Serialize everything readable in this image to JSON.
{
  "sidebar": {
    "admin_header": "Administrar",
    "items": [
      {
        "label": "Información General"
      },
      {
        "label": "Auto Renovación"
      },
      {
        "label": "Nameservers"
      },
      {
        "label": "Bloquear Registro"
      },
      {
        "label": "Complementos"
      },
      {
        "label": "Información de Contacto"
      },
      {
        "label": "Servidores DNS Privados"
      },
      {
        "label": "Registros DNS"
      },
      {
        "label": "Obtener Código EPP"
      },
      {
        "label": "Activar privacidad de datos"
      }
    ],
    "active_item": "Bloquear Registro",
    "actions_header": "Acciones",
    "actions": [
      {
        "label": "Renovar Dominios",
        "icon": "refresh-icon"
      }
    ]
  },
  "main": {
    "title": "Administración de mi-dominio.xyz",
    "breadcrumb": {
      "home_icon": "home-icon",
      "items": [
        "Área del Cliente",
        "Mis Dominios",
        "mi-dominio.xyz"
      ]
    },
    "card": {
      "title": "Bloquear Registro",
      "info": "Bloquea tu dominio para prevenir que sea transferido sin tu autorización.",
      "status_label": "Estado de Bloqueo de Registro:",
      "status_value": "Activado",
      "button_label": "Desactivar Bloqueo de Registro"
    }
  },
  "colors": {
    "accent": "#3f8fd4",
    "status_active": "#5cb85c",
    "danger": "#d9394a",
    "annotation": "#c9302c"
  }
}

=-=-=

Written exercise » Above are the records; copy every line in them that holds the word "title".

Task output »
    "title": "Administración de mi-dominio.xyz",
      "title": "Bloquear Registro",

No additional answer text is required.